• Texte fourni:
****

Nucléaire en Polynésie : une commission parlementaire exige des excuses officielles de l’État français

Une commission d’enquête parlementaire appelle la France à présenter des excuses officielles à la Polynésie pour les 193 essais nucléaires menés entre 1966 et 1996. Son rapport dénonce une «culture du secret», des mensonges d’État et un système d’indemnisation injuste, réclamant réparation et reconnaissance.
La commission d’enquête parlementaire sur les conséquences des essais nucléaires en Polynésie française a rendu les conclusions de ses six mois de travaux. Le président de la commission et député du Finistère, Didier Le Gac, et la rapporteuse polynésienne, Mereana Reid Arbelot, ont rendu public leur rapport de 731 pages dans la journée du 17 juin, incluant 48 auditions et 123 personnes entendues.

****

• Éléments recensés dans un jeu de données:
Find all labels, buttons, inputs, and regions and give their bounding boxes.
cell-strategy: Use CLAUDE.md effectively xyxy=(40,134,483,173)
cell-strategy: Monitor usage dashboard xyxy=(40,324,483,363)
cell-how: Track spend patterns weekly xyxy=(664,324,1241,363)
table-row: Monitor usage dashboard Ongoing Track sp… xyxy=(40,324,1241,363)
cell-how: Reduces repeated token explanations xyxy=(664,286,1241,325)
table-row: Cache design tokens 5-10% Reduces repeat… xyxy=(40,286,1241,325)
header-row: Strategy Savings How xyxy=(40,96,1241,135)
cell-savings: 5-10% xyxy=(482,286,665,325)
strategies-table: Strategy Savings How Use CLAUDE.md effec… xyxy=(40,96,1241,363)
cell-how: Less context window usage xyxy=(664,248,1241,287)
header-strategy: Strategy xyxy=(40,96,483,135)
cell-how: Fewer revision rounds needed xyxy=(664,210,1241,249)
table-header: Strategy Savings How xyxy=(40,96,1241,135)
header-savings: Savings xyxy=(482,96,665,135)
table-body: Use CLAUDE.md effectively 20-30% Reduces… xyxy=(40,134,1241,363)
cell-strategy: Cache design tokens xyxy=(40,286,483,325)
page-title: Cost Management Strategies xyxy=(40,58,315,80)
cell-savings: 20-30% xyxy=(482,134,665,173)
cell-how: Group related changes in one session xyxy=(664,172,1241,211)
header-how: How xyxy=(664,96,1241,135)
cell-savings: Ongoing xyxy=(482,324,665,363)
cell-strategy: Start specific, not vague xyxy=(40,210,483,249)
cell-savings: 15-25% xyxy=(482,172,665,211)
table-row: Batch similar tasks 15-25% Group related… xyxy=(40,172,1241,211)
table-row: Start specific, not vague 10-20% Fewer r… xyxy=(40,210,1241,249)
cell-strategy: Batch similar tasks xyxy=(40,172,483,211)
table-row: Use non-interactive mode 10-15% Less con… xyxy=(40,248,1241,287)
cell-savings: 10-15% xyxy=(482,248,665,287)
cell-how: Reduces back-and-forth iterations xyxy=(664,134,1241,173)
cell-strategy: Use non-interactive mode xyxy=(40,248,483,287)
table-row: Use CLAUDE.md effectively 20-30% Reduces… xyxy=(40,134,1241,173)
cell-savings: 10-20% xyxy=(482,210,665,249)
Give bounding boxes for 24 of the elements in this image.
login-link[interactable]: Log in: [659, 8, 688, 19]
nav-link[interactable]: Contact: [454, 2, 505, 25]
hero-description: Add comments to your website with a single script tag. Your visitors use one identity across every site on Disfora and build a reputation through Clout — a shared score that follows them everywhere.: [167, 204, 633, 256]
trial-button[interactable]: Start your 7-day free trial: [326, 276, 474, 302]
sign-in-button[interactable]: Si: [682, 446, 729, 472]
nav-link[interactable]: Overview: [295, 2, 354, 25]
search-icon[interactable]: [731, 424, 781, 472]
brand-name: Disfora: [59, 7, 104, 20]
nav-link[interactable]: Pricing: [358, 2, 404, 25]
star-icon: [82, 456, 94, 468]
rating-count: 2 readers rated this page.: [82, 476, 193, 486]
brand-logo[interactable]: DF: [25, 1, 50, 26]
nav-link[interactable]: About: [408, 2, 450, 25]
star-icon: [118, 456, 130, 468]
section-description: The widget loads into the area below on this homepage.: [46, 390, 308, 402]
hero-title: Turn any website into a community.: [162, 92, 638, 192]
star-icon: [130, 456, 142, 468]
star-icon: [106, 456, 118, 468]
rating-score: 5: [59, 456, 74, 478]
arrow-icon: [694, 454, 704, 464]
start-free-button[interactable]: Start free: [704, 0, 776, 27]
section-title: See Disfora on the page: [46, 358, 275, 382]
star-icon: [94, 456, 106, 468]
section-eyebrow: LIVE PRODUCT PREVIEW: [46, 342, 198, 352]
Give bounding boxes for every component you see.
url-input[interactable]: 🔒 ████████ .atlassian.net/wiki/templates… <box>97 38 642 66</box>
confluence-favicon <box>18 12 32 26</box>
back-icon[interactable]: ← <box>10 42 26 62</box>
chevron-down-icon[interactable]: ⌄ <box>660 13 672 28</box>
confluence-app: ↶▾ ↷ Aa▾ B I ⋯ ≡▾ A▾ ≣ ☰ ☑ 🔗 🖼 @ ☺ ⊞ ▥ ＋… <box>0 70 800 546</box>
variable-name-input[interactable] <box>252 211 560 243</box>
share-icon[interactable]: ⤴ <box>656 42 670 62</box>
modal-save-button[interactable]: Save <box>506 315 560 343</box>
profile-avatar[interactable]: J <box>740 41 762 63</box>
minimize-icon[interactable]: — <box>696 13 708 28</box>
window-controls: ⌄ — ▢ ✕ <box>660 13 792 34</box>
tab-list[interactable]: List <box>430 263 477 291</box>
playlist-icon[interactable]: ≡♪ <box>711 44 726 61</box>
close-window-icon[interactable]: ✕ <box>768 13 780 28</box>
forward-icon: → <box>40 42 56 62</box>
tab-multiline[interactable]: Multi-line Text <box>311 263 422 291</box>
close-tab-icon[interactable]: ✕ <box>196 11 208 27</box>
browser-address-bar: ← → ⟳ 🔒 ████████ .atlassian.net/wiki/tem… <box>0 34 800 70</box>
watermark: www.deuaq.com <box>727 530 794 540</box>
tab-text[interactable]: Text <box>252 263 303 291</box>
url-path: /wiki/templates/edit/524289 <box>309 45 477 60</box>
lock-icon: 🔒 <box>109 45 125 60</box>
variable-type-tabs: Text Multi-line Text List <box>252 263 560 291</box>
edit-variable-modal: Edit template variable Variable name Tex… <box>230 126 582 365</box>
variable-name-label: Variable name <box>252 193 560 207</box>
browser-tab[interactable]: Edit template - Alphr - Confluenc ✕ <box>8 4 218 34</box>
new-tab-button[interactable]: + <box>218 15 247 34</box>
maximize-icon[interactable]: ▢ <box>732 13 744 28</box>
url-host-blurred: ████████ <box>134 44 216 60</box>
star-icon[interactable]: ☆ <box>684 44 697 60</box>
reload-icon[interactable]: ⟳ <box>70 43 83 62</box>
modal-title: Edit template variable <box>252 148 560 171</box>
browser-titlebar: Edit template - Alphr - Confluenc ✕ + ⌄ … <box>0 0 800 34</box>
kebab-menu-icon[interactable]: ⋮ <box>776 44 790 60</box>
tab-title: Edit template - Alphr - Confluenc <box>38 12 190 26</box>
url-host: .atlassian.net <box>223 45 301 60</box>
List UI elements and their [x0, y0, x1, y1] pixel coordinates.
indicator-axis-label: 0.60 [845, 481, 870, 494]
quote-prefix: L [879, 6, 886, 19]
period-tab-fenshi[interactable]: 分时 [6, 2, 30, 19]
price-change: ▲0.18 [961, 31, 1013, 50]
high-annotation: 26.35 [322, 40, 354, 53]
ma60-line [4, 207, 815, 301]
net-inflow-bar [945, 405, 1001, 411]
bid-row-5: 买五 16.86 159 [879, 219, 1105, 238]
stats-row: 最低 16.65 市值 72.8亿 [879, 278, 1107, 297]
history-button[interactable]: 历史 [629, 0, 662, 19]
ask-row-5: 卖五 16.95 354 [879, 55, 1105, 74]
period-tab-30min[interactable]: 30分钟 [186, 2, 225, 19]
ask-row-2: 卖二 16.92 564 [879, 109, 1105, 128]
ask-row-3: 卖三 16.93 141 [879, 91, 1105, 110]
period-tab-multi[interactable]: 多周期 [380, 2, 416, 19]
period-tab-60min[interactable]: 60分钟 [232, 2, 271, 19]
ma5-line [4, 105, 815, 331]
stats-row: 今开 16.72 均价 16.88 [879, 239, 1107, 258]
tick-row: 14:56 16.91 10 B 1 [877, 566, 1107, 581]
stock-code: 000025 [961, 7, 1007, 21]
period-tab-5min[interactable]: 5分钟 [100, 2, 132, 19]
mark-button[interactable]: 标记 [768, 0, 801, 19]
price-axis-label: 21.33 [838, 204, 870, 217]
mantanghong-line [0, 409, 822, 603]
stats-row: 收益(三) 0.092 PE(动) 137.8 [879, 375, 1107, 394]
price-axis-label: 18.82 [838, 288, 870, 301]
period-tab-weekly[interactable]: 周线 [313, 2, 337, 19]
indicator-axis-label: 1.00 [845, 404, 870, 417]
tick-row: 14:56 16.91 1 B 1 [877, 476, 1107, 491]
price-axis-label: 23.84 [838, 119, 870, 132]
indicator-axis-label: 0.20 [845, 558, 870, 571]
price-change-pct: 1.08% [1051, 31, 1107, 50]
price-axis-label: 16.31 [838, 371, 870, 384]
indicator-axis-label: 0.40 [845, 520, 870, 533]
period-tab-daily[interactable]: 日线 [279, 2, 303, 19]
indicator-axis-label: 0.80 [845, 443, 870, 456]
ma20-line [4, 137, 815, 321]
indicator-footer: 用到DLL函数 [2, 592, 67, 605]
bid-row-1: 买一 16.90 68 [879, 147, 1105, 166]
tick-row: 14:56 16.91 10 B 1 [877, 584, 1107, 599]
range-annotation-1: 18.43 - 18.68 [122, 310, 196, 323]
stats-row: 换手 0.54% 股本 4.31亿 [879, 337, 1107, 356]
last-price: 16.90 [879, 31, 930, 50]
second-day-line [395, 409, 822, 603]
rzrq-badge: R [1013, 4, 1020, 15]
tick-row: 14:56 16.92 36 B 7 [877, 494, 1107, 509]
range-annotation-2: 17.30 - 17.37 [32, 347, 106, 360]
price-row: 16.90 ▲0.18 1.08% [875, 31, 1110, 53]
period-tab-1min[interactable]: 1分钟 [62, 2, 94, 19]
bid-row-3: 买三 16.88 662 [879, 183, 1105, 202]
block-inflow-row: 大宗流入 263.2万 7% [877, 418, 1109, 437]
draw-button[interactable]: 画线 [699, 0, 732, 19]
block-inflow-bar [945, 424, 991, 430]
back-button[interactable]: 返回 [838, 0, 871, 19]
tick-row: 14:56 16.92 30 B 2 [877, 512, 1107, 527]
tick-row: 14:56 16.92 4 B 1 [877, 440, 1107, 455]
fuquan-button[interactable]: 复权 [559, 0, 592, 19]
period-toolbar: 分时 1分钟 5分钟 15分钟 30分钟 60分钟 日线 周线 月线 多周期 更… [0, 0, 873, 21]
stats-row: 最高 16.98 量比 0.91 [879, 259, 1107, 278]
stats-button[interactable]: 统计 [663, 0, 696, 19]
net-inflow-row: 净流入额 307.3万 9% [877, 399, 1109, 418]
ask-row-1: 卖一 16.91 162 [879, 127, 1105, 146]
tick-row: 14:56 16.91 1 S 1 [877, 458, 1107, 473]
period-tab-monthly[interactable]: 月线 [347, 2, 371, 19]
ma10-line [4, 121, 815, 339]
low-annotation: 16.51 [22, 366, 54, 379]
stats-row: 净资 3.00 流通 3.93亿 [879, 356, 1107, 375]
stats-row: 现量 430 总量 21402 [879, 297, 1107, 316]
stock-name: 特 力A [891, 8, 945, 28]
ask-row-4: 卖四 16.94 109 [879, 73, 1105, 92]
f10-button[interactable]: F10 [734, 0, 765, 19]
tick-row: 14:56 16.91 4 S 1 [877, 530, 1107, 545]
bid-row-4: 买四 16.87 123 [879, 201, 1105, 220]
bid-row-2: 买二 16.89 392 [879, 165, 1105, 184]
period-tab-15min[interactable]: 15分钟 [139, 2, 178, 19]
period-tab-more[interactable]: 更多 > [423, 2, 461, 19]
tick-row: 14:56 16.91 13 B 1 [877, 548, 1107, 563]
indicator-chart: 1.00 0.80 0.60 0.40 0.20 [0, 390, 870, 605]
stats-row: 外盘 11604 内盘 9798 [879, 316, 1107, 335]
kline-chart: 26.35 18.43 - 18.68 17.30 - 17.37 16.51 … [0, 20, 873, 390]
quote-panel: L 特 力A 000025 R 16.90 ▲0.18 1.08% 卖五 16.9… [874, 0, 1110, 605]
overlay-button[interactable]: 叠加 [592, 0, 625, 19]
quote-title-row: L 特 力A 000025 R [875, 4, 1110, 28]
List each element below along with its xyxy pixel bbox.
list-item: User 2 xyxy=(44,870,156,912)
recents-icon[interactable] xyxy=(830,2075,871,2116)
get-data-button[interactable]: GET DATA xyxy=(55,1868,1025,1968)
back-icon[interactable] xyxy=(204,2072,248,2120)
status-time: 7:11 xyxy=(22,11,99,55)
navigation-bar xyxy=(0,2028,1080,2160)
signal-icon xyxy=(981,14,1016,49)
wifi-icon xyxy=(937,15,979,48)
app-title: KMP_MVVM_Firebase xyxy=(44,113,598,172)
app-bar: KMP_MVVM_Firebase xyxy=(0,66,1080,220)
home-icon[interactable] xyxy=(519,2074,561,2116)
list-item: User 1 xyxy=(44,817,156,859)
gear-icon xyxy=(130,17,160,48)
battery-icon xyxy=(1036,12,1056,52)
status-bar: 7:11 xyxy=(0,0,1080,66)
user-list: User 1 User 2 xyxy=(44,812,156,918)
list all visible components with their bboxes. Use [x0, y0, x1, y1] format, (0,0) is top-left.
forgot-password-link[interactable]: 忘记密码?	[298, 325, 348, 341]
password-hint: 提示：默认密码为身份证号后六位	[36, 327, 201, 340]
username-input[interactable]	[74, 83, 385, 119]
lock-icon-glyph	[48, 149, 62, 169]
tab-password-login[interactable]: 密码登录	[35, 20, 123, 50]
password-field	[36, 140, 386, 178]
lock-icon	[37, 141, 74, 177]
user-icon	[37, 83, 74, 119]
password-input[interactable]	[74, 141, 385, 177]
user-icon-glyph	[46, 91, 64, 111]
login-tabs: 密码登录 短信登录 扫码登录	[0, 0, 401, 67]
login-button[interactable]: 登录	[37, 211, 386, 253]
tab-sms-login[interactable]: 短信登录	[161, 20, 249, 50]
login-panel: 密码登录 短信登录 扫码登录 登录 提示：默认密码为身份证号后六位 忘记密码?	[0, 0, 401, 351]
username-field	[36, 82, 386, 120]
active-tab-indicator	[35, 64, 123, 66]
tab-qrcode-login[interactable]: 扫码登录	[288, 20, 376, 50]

****

Extrayez de l'article sur les essais nucléaires en Polynésie le passage qui va de « Nucléaire en Polynésie » jusqu'à « 123 personnes entendues. », sans rien y modifier.

Nucléaire en Polynésie : une commission parlementaire exige des excuses officielles de l’État français

Une commission d’enquête parlementaire appelle la France à présenter des excuses officielles à la Polynésie pour les 193 essais nucléaires menés entre 1966 et 1996. Son rapport dénonce une «culture du secret», des mensonges d’État et un système d’indemnisation injuste, réclamant réparation et reconnaissance.
La commission d’enquête parlementaire sur les conséquences des essais nucléaires en Polynésie française a rendu les conclusions de ses six mois de travaux. Le président de la commission et député du Finistère, Didier Le Gac, et la rapporteuse polynésienne, Mereana Reid Arbelot, ont rendu public leur rapport de 731 pages dans la journée du 17 juin, incluant 48 auditions et 123 personnes entendues.